*WRITTEN INSTRUCTION:* Give every entry again, word for word.

━━━ THE INPUT

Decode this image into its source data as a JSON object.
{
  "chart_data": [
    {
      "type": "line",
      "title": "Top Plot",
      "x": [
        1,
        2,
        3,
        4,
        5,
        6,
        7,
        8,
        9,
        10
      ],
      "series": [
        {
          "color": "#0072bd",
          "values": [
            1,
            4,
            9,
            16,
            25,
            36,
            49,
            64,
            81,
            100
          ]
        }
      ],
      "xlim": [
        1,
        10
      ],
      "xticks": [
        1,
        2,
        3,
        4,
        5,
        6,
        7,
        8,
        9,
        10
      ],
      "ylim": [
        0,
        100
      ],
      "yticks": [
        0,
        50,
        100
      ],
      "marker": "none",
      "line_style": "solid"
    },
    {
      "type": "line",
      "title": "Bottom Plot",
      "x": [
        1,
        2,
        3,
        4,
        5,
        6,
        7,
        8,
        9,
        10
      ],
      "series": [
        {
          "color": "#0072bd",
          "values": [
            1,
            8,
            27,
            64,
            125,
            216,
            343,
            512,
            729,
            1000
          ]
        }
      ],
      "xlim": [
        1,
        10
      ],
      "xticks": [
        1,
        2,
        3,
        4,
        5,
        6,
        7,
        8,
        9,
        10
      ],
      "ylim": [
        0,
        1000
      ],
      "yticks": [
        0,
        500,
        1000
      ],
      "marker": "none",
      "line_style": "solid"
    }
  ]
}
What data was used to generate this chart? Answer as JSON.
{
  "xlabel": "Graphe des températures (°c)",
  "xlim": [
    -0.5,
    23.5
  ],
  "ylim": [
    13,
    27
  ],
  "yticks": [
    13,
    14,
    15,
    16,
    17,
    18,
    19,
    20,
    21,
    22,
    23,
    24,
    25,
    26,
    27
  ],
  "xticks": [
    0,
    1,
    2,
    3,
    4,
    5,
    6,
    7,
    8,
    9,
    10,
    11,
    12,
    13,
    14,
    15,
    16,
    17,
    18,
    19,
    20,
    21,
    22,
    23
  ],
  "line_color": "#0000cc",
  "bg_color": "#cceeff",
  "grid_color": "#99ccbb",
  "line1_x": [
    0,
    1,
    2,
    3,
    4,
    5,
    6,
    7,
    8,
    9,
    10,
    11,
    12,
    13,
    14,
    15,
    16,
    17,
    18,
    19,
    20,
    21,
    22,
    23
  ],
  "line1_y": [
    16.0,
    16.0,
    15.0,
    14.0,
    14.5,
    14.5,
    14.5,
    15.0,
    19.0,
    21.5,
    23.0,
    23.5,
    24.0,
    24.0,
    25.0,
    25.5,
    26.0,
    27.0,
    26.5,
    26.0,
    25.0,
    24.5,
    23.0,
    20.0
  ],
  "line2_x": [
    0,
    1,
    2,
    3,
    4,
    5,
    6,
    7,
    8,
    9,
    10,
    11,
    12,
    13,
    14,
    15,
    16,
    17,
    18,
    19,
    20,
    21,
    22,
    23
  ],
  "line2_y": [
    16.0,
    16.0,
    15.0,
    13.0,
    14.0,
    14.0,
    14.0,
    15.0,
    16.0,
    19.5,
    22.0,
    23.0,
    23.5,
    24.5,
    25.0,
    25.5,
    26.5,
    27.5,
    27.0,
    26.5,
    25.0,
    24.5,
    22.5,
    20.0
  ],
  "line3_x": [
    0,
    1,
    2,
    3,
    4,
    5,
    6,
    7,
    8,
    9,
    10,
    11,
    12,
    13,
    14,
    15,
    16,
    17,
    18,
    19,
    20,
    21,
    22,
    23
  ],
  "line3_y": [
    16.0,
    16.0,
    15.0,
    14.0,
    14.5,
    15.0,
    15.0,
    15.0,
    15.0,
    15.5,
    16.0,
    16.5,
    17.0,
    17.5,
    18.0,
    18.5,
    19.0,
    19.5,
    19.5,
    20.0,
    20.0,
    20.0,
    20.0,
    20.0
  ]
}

━━━━━━

*FINISHED TASK:*
Decode this image into its source data as a JSON object.
{
  "chart_data": [
    {
      "type": "line",
      "title": "Top Plot",
      "x": [
        1,
        2,
        3,
        4,
        5,
        6,
        7,
        8,
        9,
        10
      ],
      "series": [
        {
          "color": "#0072bd",
          "values": [
            1,
            4,
            9,
            16,
            25,
            36,
            49,
            64,
            81,
            100
          ]
        }
      ],
      "xlim": [
        1,
        10
      ],
      "xticks": [
        1,
        2,
        3,
        4,
        5,
        6,
        7,
        8,
        9,
        10
      ],
      "ylim": [
        0,
        100
      ],
      "yticks": [
        0,
        50,
        100
      ],
      "marker": "none",
      "line_style": "solid"
    },
    {
      "type": "line",
      "title": "Bottom Plot",
      "x": [
        1,
        2,
        3,
        4,
        5,
        6,
        7,
        8,
        9,
        10
      ],
      "series": [
        {
          "color": "#0072bd",
          "values": [
            1,
            8,
            27,
            64,
            125,
            216,
            343,
            512,
            729,
            1000
          ]
        }
      ],
      "xlim": [
        1,
        10
      ],
      "xticks": [
        1,
        2,
        3,
        4,
        5,
        6,
        7,
        8,
        9,
        10
      ],
      "ylim": [
        0,
        1000
      ],
      "yticks": [
        0,
        500,
        1000
      ],
      "marker": "none",
      "line_style": "solid"
    }
  ]
}
What data was used to generate this chart? Answer as JSON.
{
  "xlabel": "Graphe des températures (°c)",
  "xlim": [
    -0.5,
    23.5
  ],
  "ylim": [
    13,
    27
  ],
  "yticks": [
    13,
    14,
    15,
    16,
    17,
    18,
    19,
    20,
    21,
    22,
    23,
    24,
    25,
    26,
    27
  ],
  "xticks": [
    0,
    1,
    2,
    3,
    4,
    5,
    6,
    7,
    8,
    9,
    10,
    11,
    12,
    13,
    14,
    15,
    16,
    17,
    18,
    19,
    20,
    21,
    22,
    23
  ],
  "line_color": "#0000cc",
  "bg_color": "#cceeff",
  "grid_color": "#99ccbb",
  "line1_x": [
    0,
    1,
    2,
    3,
    4,
    5,
    6,
    7,
    8,
    9,
    10,
    11,
    12,
    13,
    14,
    15,
    16,
    17,
    18,
    19,
    20,
    21,
    22,
    23
  ],
  "line1_y": [
    16.0,
    16.0,
    15.0,
    14.0,
    14.5,
    14.5,
    14.5,
    15.0,
    19.0,
    21.5,
    23.0,
    23.5,
    24.0,
    24.0,
    25.0,
    25.5,
    26.0,
    27.0,
    26.5,
    26.0,
    25.0,
    24.5,
    23.0,
    20.0
  ],
  "line2_x": [
    0,
    1,
    2,
    3,
    4,
    5,
    6,
    7,
    8,
    9,
    10,
    11,
    12,
    13,
    14,
    15,
    16,
    17,
    18,
    19,
    20,
    21,
    22,
    23
  ],
  "line2_y": [
    16.0,
    16.0,
    15.0,
    13.0,
    14.0,
    14.0,
    14.0,
    15.0,
    16.0,
    19.5,
    22.0,
    23.0,
    23.5,
    24.5,
    25.0,
    25.5,
    26.5,
    27.5,
    27.0,
    26.5,
    25.0,
    24.5,
    22.5,
    20.0
  ],
  "line3_x": [
    0,
    1,
    2,
    3,
    4,
    5,
    6,
    7,
    8,
    9,
    10,
    11,
    12,
    13,
    14,
    15,
    16,
    17,
    18,
    19,
    20,
    21,
    22,
    23
  ],
  "line3_y": [
    16.0,
    16.0,
    15.0,
    14.0,
    14.5,
    15.0,
    15.0,
    15.0,
    15.0,
    15.5,
    16.0,
    16.5,
    17.0,
    17.5,
    18.0,
    18.5,
    19.0,
    19.5,
    19.5,
    20.0,
    20.0,
    20.0,
    20.0,
    20.0
  ]
}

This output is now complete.